Problem to solve: Edit the records below so that every "y-tick-label" becomes "y-axis-tick", keeping everything else unchanged.

[Listings of boxed layout items]

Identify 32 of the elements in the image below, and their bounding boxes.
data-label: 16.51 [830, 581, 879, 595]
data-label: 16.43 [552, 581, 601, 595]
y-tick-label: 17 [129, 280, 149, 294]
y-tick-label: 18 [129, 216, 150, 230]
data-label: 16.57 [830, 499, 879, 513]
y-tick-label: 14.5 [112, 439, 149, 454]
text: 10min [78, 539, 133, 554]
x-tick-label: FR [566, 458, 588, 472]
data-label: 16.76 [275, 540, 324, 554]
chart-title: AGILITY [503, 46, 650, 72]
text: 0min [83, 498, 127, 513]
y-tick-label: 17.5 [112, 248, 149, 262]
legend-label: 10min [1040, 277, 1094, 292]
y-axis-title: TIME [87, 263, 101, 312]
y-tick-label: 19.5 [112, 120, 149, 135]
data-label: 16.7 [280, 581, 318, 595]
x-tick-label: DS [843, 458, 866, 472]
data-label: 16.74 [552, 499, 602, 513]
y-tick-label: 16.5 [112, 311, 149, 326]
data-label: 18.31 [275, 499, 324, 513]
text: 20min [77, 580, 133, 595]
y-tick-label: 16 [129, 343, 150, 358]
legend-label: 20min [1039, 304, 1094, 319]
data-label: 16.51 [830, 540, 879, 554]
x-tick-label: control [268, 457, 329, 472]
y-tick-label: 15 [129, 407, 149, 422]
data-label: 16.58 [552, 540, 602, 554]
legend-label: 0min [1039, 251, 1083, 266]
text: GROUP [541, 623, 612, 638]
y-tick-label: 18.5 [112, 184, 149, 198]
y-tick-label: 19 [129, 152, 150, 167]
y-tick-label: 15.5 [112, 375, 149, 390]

Reply to the task:
Identify 32 of the elements in the image below, and their bounding boxes.
data-label: 16.51 [830, 581, 879, 595]
data-label: 16.43 [552, 581, 601, 595]
y-axis-tick: 17 [129, 280, 149, 294]
y-axis-tick: 18 [129, 216, 150, 230]
data-label: 16.57 [830, 499, 879, 513]
y-axis-tick: 14.5 [112, 439, 149, 454]
text: 10min [78, 539, 133, 554]
x-tick-label: FR [566, 458, 588, 472]
data-label: 16.76 [275, 540, 324, 554]
chart-title: AGILITY [503, 46, 650, 72]
text: 0min [83, 498, 127, 513]
y-axis-tick: 17.5 [112, 248, 149, 262]
legend-label: 10min [1040, 277, 1094, 292]
y-axis-title: TIME [87, 263, 101, 312]
y-axis-tick: 19.5 [112, 120, 149, 135]
data-label: 16.7 [280, 581, 318, 595]
x-tick-label: DS [843, 458, 866, 472]
data-label: 16.74 [552, 499, 602, 513]
y-axis-tick: 16.5 [112, 311, 149, 326]
data-label: 18.31 [275, 499, 324, 513]
text: 20min [77, 580, 133, 595]
y-axis-tick: 16 [129, 343, 150, 358]
legend-label: 20min [1039, 304, 1094, 319]
data-label: 16.51 [830, 540, 879, 554]
x-tick-label: control [268, 457, 329, 472]
y-axis-tick: 15 [129, 407, 149, 422]
data-label: 16.58 [552, 540, 602, 554]
legend-label: 0min [1039, 251, 1083, 266]
text: GROUP [541, 623, 612, 638]
y-axis-tick: 18.5 [112, 184, 149, 198]
y-axis-tick: 19 [129, 152, 150, 167]
y-axis-tick: 15.5 [112, 375, 149, 390]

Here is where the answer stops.